Brief: Where a line holds the word "Lymphocyte", copy it from the records.

Material provided:
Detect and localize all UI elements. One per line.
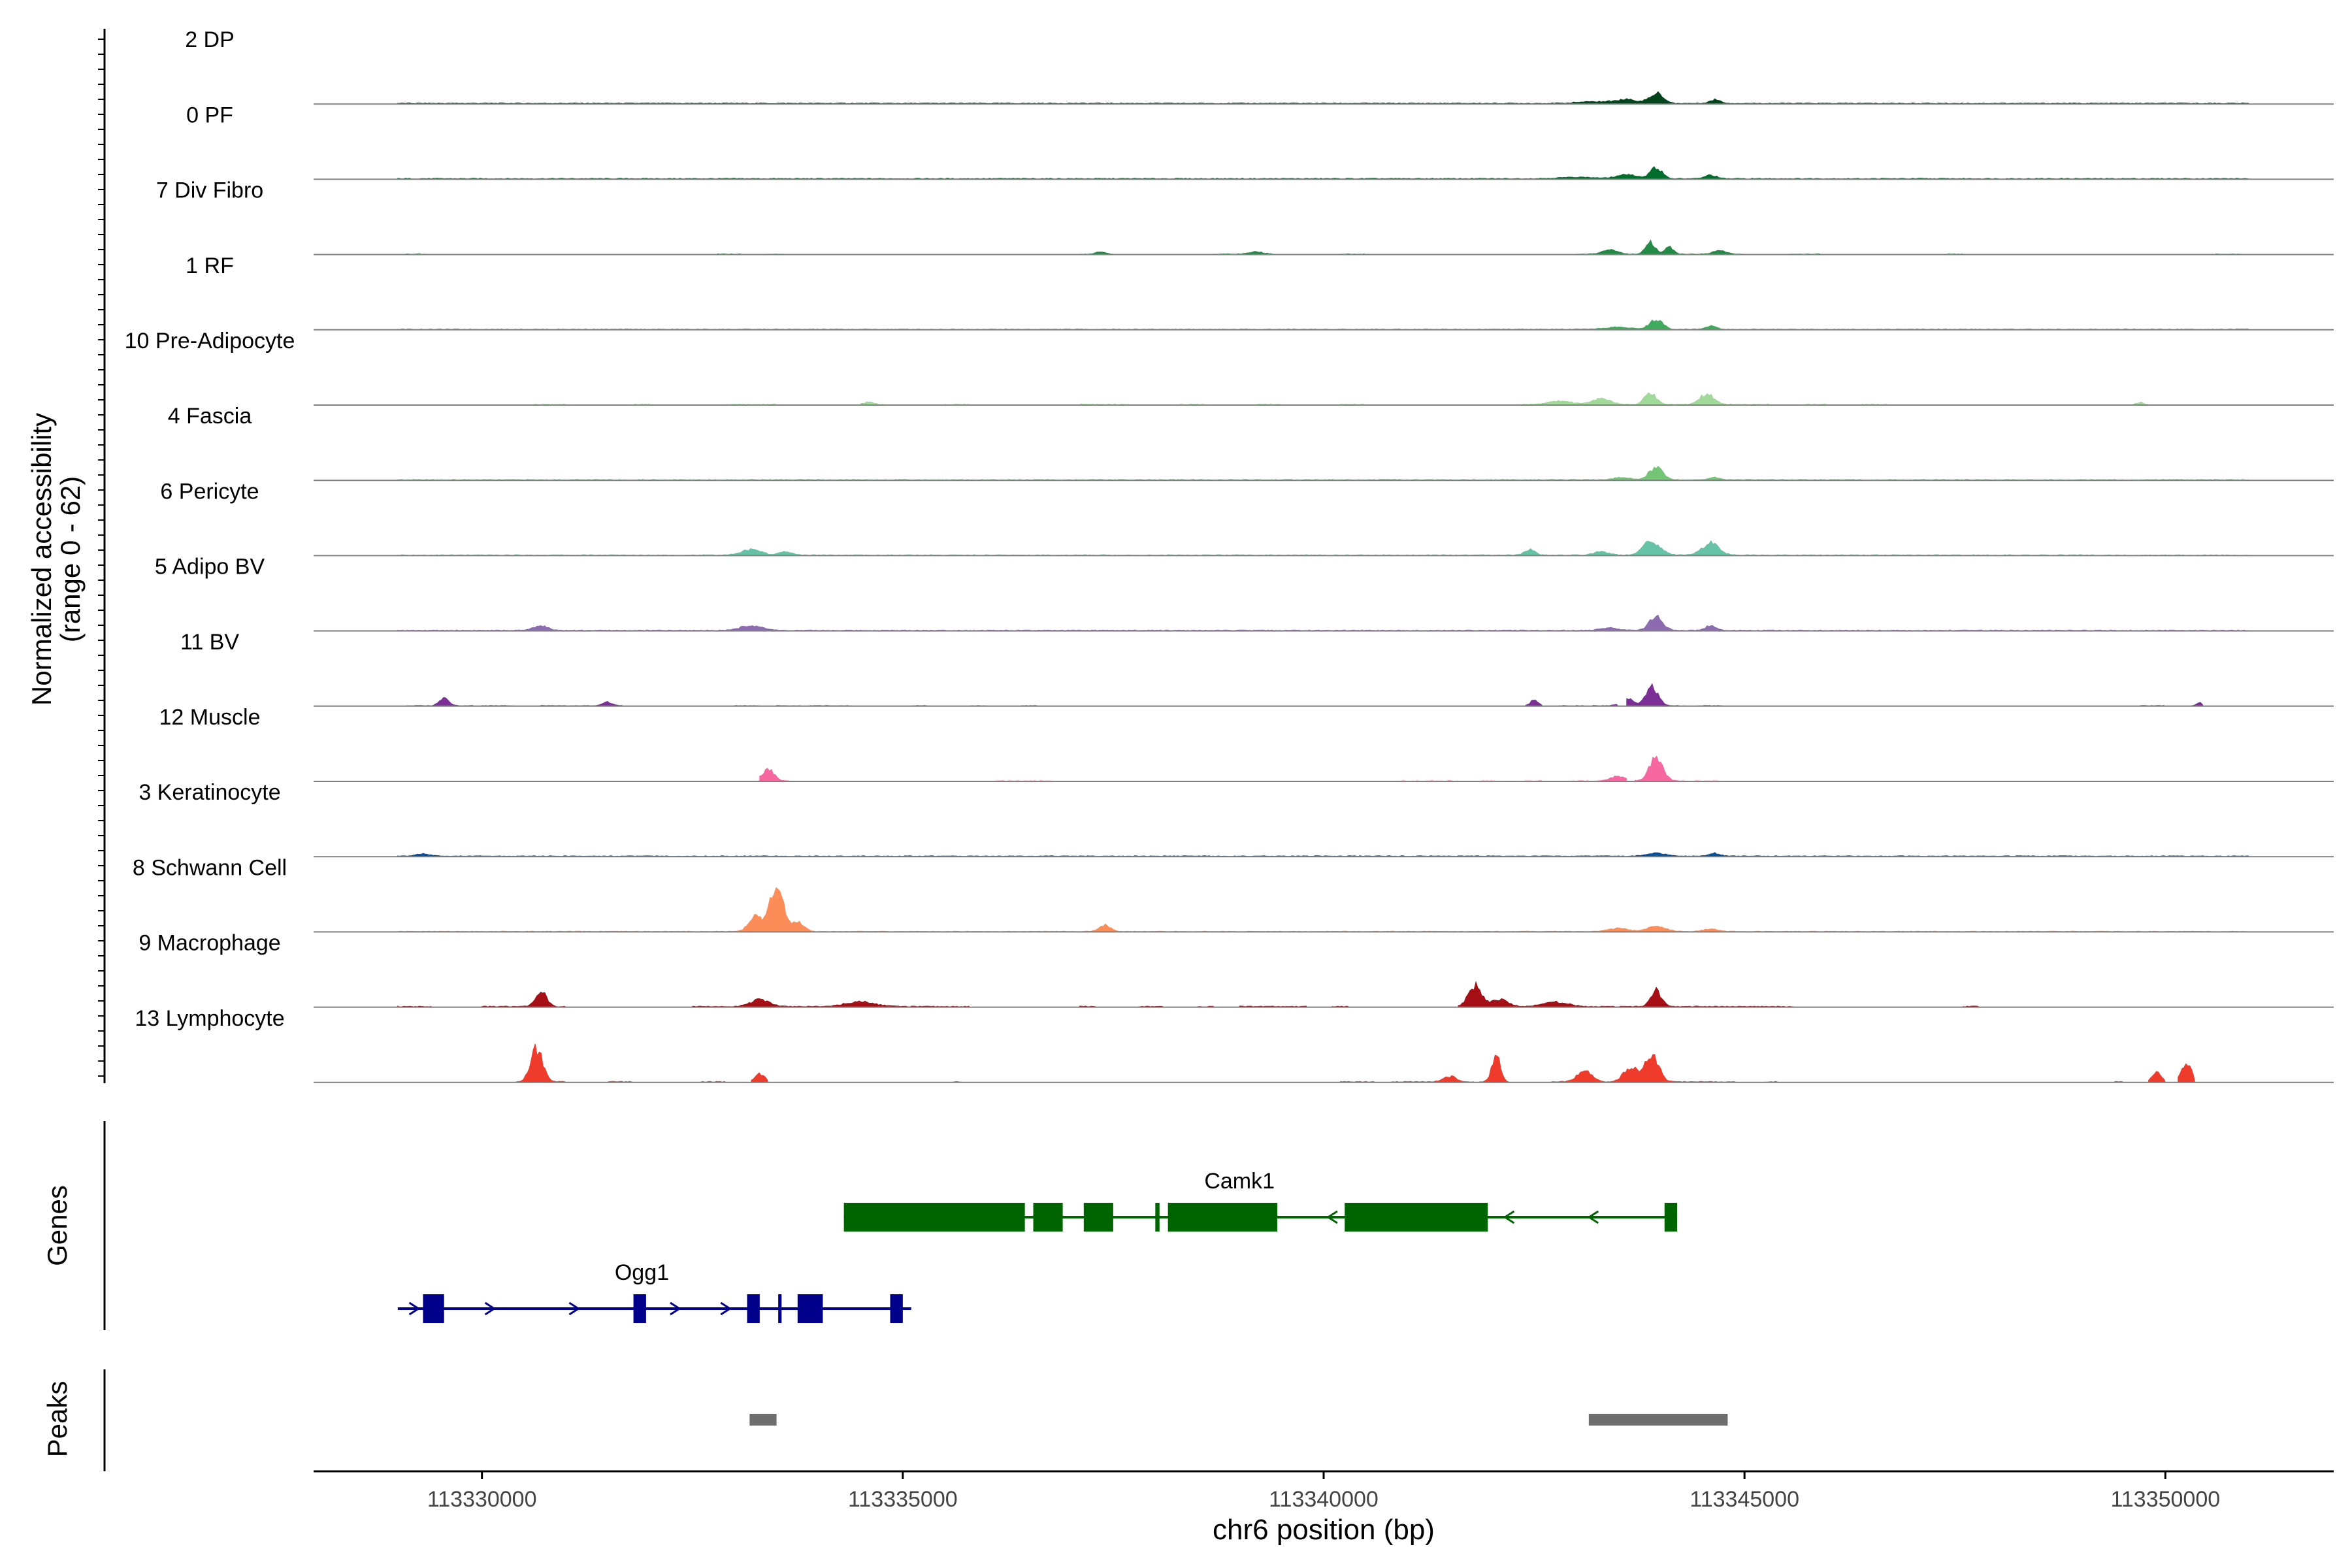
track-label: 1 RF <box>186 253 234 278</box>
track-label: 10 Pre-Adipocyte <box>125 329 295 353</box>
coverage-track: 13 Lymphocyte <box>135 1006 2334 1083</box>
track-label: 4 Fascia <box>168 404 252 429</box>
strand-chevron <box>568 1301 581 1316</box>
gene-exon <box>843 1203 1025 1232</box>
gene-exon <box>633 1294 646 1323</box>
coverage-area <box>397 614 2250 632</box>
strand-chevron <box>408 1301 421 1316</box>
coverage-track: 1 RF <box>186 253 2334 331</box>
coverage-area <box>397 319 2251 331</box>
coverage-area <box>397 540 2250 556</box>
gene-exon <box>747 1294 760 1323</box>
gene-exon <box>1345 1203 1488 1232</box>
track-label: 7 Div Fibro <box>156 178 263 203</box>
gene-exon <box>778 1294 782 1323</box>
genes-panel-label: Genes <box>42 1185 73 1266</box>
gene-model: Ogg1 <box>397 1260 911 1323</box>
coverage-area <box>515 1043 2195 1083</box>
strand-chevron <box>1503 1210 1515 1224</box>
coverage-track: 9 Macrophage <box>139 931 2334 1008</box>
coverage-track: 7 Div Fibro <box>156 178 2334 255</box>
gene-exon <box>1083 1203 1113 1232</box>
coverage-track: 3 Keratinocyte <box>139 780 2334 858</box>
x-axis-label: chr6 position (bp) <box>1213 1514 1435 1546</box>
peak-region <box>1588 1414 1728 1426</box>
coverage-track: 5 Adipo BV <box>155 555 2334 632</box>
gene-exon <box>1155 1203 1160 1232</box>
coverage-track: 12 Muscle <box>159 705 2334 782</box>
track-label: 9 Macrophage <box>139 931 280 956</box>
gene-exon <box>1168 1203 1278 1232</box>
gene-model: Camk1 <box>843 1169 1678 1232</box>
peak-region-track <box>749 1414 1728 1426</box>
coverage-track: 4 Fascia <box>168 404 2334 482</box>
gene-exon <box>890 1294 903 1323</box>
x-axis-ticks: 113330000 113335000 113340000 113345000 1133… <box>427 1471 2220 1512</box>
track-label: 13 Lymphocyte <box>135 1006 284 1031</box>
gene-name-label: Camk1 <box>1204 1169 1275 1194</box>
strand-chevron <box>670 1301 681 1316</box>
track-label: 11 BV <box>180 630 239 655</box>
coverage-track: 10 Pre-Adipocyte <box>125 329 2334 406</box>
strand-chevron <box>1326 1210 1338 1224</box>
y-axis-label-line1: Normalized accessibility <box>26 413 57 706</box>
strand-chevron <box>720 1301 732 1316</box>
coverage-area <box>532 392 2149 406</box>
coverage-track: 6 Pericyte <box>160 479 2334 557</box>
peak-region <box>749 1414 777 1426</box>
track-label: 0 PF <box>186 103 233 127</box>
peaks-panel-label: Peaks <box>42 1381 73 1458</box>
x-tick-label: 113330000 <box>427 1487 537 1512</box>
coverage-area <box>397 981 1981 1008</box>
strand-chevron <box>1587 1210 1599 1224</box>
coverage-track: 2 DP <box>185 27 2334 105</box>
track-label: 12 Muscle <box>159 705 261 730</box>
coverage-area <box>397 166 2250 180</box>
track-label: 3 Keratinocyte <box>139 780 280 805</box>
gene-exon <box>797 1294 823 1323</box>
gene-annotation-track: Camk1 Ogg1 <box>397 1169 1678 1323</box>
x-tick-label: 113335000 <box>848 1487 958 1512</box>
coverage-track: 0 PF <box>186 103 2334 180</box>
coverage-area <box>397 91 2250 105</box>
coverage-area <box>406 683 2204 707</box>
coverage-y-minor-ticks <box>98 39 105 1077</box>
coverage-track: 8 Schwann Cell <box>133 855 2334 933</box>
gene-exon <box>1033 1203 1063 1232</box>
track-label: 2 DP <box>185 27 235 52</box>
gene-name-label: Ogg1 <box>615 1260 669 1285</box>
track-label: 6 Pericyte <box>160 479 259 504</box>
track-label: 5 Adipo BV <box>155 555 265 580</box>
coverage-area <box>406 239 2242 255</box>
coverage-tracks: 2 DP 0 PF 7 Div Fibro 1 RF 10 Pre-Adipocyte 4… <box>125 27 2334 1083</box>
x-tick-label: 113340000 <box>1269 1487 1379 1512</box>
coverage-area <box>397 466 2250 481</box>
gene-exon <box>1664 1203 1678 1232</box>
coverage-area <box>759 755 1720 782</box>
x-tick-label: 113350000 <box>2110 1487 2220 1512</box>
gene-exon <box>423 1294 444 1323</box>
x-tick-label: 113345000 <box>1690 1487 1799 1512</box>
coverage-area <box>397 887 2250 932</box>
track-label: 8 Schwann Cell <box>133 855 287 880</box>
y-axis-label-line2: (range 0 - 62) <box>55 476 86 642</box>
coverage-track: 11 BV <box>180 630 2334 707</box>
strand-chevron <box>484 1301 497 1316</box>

Your solution:
coverage-track: 13 Lymphocyte <box>135 1006 2334 1083</box>
track-label: 13 Lymphocyte <box>135 1006 284 1031</box>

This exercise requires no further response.